PROBLEM TO SOLVE -
Give back the entire listing verbatim.

GIVEN DATA -

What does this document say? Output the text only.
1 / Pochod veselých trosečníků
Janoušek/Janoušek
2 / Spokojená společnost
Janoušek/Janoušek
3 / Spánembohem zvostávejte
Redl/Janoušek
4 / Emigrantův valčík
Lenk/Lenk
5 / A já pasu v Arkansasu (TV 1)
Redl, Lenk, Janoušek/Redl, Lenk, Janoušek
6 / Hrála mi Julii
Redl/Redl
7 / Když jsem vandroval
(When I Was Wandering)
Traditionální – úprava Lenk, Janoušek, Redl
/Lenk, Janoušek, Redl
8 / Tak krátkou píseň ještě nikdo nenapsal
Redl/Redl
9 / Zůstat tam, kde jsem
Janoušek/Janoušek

ANSWER IN FULL -
What does this document say? Output the text only.
1 / Pochod veselých trosečníků
Janoušek/Janoušek
2 / Spokojená společnost
Janoušek/Janoušek
3 / Spánembohem zvostávejte
Redl/Janoušek
4 / Emigrantův valčík
Lenk/Lenk
5 / A já pasu v Arkansasu (TV 1)
Redl, Lenk, Janoušek/Redl, Lenk, Janoušek
6 / Hrála mi Julii
Redl/Redl
7 / Když jsem vandroval
(When I Was Wandering)
Traditionální – úprava Lenk, Janoušek, Redl
/Lenk, Janoušek, Redl
8 / Tak krátkou píseň ještě nikdo nenapsal
Redl/Redl
9 / Zůstat tam, kde jsem
Janoušek/Janoušek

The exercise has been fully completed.